### Tasks to complete
[1] In the text about digital cameras, how many photographs does it give as an example limit for analog film?
[2] Pick up the text about digital photo storage from its last sentence and continue it.

### Text for analysis
/---

Computing devices of all kinds have made people's lives faster, easier and more inexpensive in some fashion, whether directly or indirectly, for many, many tasks in which people engage in their daily lives. For instance, advancements in software flexibility, processing power and digital storage have made digital cameras commonplace today for their clear benefits over their analog counterparts. While analog cameras still have some advantages to high end photographers, digital cameras have evolved to provide substantially indistinguishable quality for the vast majority of photographs while simultaneously providing many benefits in flexibility.
Digital cameras, for example, enable the recording of a large number of photographs compared to analog cameras. With analog cameras, a user has to buy expensive film limited to a small number of photographs, e.g., 36 photographs, before the film has no more room whereas with digital cameras, in contrast, many photos, e.g., several hundred, may be recorded at a single time. Additionally, the memory of a digital camera is reusable, whereas the user of an analog camera must purchase new film. Other advantages of digital cameras, such as the ability to manipulate images directly in software, also exist over traditional analog cameras. Still further, portable devices of all kinds, including but limited to portable media players, cell phones, PDAs, now include cameras and associated memory, such that the availability of media content recorded by users has mushroomed in recent times.
However, the scalability of tasks that technology advantageously brings sometimes leads to additional problems due to the very scale that the technology itself enabled. Taking the case of digital cameras, instead of taking a few hundred pictures a year which were dutifully placed in physical albums that take up physical space, now thousands, if not tens of thousands, of photos can easily be taken by an avid user of various devices having digital camera capabilities in a single year. A user cannot expect to develop each one of these photos into a physical copy because the amount of time that would be taken and eventually the amount of 3-D space taken up by the albums would be limiting.
To address this issue, currently, each time a user runs out of room in memory of a digital camera for additional digital photographs, or at any time, the user can transfer the contents of the memory of the digital camera to another computing device, such as a personal computer (PC), gaming system, laptop, handheld device, etc., where the photos can be stored according to the file system of the device (e.g., in folders, in a database, etc.), further manipulated, displayed as a slideshow, or otherwise acted upon by the device. The user may also upload the photos from this other computing device, to the extent it is connected to a wide area network, such as the Internet, to a server hosting a media storage and display service that is communicatively coupled to such wide area network, at which point the user may share such folders to any friends, family, or other third parties who have access to the wide area network.

\---

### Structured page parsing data
/---

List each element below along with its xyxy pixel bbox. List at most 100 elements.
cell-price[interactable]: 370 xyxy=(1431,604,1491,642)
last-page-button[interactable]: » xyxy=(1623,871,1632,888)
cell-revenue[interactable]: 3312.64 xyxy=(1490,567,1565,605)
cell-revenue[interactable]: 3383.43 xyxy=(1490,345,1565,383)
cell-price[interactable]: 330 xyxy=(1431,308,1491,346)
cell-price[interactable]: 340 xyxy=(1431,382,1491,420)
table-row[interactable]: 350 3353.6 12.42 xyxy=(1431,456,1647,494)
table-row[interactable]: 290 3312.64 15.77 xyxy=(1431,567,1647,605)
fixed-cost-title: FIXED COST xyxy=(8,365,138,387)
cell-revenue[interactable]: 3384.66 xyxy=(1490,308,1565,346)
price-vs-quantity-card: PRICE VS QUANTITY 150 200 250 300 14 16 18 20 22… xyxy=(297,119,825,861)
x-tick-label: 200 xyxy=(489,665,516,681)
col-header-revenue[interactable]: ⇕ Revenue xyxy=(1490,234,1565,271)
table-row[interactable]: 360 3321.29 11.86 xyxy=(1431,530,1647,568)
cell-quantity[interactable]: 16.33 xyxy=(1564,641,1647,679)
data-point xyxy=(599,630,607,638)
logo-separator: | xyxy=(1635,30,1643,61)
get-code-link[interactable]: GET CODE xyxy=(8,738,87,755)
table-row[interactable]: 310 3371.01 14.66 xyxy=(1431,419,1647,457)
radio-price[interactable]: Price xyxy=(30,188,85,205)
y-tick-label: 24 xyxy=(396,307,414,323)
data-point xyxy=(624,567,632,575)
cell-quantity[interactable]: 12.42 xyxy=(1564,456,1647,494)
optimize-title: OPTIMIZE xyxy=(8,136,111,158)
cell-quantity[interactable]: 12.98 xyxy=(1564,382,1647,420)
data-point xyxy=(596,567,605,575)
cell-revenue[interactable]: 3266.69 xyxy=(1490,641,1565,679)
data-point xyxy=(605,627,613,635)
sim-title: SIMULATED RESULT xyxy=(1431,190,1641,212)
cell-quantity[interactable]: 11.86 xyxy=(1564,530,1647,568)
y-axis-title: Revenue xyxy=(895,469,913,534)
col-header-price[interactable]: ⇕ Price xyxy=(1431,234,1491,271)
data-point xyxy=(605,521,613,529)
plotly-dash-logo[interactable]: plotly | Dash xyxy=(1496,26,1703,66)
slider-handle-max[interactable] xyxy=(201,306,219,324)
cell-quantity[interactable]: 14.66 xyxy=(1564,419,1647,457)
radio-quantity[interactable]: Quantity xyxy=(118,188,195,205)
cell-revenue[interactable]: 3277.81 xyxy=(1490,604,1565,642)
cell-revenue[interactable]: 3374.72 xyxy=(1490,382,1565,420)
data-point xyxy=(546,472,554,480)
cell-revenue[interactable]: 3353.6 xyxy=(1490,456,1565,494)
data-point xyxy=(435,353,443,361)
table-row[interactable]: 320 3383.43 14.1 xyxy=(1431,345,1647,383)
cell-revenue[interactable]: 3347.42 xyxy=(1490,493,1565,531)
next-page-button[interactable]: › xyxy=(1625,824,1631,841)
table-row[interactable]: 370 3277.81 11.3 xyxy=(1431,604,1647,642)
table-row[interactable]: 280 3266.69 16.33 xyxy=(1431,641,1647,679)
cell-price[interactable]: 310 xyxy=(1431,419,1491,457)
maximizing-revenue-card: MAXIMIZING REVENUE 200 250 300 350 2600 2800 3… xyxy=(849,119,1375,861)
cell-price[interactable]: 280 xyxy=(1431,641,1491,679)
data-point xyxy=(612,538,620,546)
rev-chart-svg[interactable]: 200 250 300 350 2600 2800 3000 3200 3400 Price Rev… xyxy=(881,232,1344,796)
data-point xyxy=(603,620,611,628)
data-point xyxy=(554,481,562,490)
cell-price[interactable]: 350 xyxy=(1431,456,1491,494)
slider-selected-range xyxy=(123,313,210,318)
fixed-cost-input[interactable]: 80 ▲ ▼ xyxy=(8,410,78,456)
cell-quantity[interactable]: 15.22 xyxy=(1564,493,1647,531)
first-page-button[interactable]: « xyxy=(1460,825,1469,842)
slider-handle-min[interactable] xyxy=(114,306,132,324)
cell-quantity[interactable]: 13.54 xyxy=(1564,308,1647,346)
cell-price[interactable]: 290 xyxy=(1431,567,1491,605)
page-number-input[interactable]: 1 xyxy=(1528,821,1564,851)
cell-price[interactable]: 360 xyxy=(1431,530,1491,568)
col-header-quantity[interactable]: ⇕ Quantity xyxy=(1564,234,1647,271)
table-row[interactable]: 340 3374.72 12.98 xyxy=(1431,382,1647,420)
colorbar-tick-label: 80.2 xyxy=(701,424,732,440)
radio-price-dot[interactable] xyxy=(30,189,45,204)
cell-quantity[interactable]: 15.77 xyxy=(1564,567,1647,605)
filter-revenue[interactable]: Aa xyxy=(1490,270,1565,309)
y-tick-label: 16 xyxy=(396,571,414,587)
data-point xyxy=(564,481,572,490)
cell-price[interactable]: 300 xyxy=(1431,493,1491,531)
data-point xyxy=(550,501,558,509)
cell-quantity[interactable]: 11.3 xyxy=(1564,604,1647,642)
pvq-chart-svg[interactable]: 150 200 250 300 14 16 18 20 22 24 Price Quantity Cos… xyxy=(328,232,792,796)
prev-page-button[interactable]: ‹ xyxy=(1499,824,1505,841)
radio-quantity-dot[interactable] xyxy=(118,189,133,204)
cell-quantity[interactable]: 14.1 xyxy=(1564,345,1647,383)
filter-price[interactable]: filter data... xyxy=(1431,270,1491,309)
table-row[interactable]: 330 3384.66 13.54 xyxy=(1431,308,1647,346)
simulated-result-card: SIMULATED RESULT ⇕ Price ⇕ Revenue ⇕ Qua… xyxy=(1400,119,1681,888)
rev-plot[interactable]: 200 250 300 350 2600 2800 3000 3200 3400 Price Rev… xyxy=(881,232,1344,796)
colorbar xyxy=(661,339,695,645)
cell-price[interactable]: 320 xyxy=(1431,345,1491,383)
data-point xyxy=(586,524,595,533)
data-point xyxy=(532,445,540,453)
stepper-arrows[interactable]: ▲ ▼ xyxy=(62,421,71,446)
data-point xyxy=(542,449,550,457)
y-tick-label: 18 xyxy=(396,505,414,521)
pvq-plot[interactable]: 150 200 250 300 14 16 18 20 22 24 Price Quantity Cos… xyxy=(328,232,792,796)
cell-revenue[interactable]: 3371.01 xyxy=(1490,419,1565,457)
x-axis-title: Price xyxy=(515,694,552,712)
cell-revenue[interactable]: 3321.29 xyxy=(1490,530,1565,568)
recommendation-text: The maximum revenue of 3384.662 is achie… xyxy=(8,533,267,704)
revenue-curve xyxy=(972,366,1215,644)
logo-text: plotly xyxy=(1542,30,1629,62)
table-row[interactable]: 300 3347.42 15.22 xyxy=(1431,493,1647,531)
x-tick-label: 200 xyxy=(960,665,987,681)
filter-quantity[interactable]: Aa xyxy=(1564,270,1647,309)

\---

### List of answers
[1] 36 photographs.

[2]
However, this process is not a good solution to the problem of scale that digital cameras have introduced for several reasons. For one, the process is more complex from a technological standpoint than many users are equipped to handle. This is true for both offloading media from a portable device, such as a camera, to a transferee computing device and for uploading the content from the transferee computing device to a server. For instance, the offloading task may involve understanding the mode in which the camera needs to be, possessing an appropriate cable and corresponding understanding of where the interfaces of the cable are received by the transferor portable device and transferee computing device in order to achieve a proper download, and finally an understanding of software on the transferee computing device, which may require a pre-configuration to be able to connect to the particular transferor portable device, that is not always entirely intuitive to a computer novice in order to initiate the offload. The uploading task can also be challenging to achieve for an infrequent user of a computer. For instance, it requires navigation and log-in to a web site, sometimes requires a download of extra software to work, and requires the user, at a minimum, to have an understanding of how to find the data on the computer.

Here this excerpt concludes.